YOUR GOAL: Extract each line bearing the word "такъ".

□ □ □ □

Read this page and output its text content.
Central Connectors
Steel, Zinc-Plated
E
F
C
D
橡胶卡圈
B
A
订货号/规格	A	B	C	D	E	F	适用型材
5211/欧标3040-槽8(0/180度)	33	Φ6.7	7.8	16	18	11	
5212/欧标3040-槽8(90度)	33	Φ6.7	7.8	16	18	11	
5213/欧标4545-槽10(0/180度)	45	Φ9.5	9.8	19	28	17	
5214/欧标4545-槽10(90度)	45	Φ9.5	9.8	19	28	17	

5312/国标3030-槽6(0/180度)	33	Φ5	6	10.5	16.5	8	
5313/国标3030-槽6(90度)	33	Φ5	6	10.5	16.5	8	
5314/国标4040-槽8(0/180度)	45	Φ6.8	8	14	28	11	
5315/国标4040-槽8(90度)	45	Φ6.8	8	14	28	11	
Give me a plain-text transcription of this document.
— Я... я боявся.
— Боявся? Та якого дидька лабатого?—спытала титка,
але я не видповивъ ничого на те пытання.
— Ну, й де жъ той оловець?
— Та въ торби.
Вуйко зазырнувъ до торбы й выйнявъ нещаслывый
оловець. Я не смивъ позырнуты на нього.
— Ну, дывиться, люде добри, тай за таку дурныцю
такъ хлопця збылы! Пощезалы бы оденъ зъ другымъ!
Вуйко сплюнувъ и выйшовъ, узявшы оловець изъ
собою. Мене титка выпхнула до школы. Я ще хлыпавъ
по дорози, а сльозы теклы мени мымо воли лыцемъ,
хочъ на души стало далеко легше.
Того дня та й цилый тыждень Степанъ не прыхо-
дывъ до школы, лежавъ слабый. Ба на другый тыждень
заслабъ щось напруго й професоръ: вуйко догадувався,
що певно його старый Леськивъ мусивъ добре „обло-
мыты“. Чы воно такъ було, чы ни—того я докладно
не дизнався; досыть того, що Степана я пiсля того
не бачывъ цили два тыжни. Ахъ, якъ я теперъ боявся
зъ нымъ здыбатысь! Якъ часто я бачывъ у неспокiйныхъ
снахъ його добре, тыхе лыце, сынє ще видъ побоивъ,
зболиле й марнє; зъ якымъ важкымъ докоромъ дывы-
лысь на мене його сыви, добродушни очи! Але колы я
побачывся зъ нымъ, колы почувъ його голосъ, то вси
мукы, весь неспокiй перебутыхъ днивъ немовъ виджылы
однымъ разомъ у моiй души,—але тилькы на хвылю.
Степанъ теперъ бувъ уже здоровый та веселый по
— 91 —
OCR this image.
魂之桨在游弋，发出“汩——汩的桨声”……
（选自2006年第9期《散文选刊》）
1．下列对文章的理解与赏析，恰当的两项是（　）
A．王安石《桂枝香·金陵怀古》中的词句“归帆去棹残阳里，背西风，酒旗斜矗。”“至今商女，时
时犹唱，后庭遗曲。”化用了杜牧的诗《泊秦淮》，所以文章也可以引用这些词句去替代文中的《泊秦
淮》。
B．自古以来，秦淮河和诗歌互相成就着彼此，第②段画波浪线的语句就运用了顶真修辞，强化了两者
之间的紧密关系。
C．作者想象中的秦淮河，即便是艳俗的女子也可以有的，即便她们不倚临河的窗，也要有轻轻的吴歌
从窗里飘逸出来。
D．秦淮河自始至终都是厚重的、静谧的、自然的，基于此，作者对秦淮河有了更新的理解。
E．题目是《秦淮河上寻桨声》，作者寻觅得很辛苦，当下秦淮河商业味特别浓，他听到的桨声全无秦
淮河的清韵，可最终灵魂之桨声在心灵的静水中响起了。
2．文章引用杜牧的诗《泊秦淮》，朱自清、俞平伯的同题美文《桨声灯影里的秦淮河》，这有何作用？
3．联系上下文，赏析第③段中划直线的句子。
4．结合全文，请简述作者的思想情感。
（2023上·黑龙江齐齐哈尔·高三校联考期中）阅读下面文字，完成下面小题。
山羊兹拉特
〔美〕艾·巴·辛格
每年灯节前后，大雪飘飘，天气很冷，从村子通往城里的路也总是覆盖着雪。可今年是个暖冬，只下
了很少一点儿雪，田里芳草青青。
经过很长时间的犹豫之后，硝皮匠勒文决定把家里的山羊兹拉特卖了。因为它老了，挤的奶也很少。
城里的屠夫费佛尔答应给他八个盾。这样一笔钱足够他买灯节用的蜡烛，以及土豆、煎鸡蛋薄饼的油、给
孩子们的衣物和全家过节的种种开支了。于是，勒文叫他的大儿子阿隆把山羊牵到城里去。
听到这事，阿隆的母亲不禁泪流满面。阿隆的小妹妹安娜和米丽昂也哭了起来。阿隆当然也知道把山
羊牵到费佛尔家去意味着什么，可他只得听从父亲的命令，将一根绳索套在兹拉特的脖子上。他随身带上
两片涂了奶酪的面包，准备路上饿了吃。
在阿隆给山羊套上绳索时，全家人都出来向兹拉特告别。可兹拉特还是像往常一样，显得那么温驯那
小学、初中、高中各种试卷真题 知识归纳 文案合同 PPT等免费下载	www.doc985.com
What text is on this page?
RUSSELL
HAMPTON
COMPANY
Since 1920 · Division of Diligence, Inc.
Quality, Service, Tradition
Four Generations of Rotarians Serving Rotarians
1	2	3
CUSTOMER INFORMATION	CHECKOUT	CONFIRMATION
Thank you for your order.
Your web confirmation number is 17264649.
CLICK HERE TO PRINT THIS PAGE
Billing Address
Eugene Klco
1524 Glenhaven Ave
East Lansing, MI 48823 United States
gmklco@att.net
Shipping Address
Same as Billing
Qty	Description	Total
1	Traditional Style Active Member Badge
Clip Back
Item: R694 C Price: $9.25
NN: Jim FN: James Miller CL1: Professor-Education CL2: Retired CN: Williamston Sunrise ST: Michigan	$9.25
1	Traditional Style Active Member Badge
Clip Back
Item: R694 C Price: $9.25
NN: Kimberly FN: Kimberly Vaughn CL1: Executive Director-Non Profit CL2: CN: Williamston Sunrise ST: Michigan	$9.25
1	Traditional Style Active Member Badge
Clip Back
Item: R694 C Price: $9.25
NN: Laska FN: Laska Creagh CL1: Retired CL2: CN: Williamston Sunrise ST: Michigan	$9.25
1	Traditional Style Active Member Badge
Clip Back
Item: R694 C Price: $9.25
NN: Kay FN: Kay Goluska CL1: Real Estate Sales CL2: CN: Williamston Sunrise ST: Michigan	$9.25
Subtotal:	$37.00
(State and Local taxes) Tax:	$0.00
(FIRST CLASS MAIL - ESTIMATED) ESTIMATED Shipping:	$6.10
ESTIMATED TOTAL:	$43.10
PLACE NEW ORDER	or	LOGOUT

□ □ □ □

OUTPUT OF THE TASK:
такъ хлопця збылы! Пощезалы бы оденъ зъ другымъ!
мыты“. Чы воно такъ було, чы ни—того я докладно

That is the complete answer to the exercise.